[Data shown]
[Start]
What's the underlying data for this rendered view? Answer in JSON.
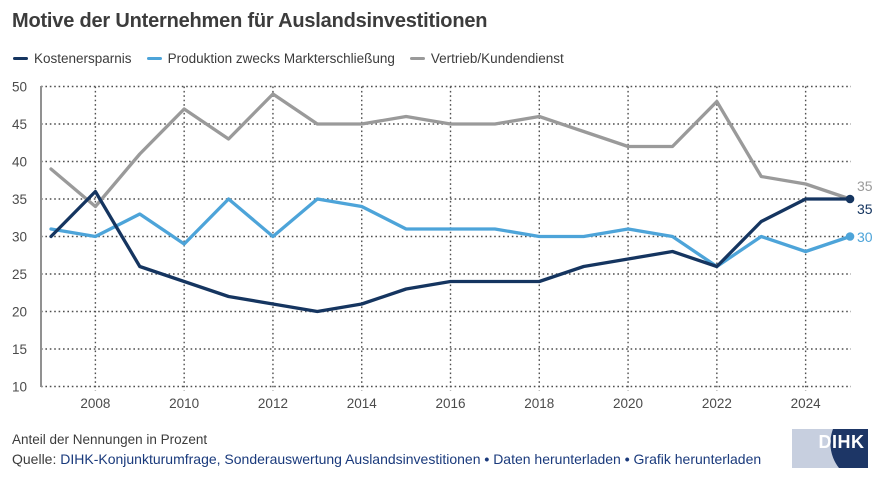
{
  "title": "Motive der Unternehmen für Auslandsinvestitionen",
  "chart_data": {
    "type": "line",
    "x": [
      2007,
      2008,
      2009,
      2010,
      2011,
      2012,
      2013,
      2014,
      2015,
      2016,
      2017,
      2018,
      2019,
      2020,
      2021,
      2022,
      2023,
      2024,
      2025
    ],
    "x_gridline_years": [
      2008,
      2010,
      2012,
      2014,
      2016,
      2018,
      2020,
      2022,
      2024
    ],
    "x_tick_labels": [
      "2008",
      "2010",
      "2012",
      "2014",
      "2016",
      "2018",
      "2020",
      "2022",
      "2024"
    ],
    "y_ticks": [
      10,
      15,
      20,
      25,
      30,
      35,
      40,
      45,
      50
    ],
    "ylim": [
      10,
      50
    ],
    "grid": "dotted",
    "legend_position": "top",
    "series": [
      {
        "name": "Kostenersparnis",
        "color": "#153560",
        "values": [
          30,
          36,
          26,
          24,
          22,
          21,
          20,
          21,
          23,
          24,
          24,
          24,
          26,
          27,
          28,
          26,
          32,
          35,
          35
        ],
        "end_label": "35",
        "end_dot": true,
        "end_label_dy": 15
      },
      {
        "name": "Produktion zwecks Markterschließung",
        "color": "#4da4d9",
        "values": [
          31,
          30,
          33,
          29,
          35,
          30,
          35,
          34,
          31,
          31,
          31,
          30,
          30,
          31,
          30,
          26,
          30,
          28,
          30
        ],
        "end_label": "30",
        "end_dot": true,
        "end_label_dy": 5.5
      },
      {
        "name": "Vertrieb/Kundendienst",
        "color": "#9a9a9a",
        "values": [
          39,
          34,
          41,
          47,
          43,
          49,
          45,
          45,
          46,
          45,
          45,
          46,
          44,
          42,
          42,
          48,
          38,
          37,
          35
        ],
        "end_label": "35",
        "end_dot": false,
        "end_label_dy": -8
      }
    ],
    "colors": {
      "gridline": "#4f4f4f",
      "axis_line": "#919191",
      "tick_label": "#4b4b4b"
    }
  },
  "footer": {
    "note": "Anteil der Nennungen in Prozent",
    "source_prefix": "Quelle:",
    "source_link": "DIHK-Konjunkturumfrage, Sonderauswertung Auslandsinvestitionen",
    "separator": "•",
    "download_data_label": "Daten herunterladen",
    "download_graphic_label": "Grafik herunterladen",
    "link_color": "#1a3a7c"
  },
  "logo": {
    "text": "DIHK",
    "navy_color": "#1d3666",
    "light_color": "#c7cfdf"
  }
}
[End]
[Required work] Drop the images and repeat the data exactly.

[Task answer]
What's the underlying data for this rendered view? Answer in JSON.
{
  "title": "Motive der Unternehmen für Auslandsinvestitionen",
  "chart_data": {
    "type": "line",
    "x": [
      2007,
      2008,
      2009,
      2010,
      2011,
      2012,
      2013,
      2014,
      2015,
      2016,
      2017,
      2018,
      2019,
      2020,
      2021,
      2022,
      2023,
      2024,
      2025
    ],
    "x_gridline_years": [
      2008,
      2010,
      2012,
      2014,
      2016,
      2018,
      2020,
      2022,
      2024
    ],
    "x_tick_labels": [
      "2008",
      "2010",
      "2012",
      "2014",
      "2016",
      "2018",
      "2020",
      "2022",
      "2024"
    ],
    "y_ticks": [
      10,
      15,
      20,
      25,
      30,
      35,
      40,
      45,
      50
    ],
    "ylim": [
      10,
      50
    ],
    "grid": "dotted",
    "legend_position": "top",
    "series": [
      {
        "name": "Kostenersparnis",
        "color": "#153560",
        "values": [
          30,
          36,
          26,
          24,
          22,
          21,
          20,
          21,
          23,
          24,
          24,
          24,
          26,
          27,
          28,
          26,
          32,
          35,
          35
        ],
        "end_label": "35",
        "end_dot": true,
        "end_label_dy": 15
      },
      {
        "name": "Produktion zwecks Markterschließung",
        "color": "#4da4d9",
        "values": [
          31,
          30,
          33,
          29,
          35,
          30,
          35,
          34,
          31,
          31,
          31,
          30,
          30,
          31,
          30,
          26,
          30,
          28,
          30
        ],
        "end_label": "30",
        "end_dot": true,
        "end_label_dy": 5.5
      },
      {
        "name": "Vertrieb/Kundendienst",
        "color": "#9a9a9a",
        "values": [
          39,
          34,
          41,
          47,
          43,
          49,
          45,
          45,
          46,
          45,
          45,
          46,
          44,
          42,
          42,
          48,
          38,
          37,
          35
        ],
        "end_label": "35",
        "end_dot": false,
        "end_label_dy": -8
      }
    ],
    "colors": {
      "gridline": "#4f4f4f",
      "axis_line": "#919191",
      "tick_label": "#4b4b4b"
    }
  },
  "footer": {
    "note": "Anteil der Nennungen in Prozent",
    "source_prefix": "Quelle:",
    "source_link": "DIHK-Konjunkturumfrage, Sonderauswertung Auslandsinvestitionen",
    "separator": "•",
    "download_data_label": "Daten herunterladen",
    "download_graphic_label": "Grafik herunterladen",
    "link_color": "#1a3a7c"
  },
  "logo": {
    "text": "DIHK",
    "navy_color": "#1d3666",
    "light_color": "#c7cfdf"
  }
}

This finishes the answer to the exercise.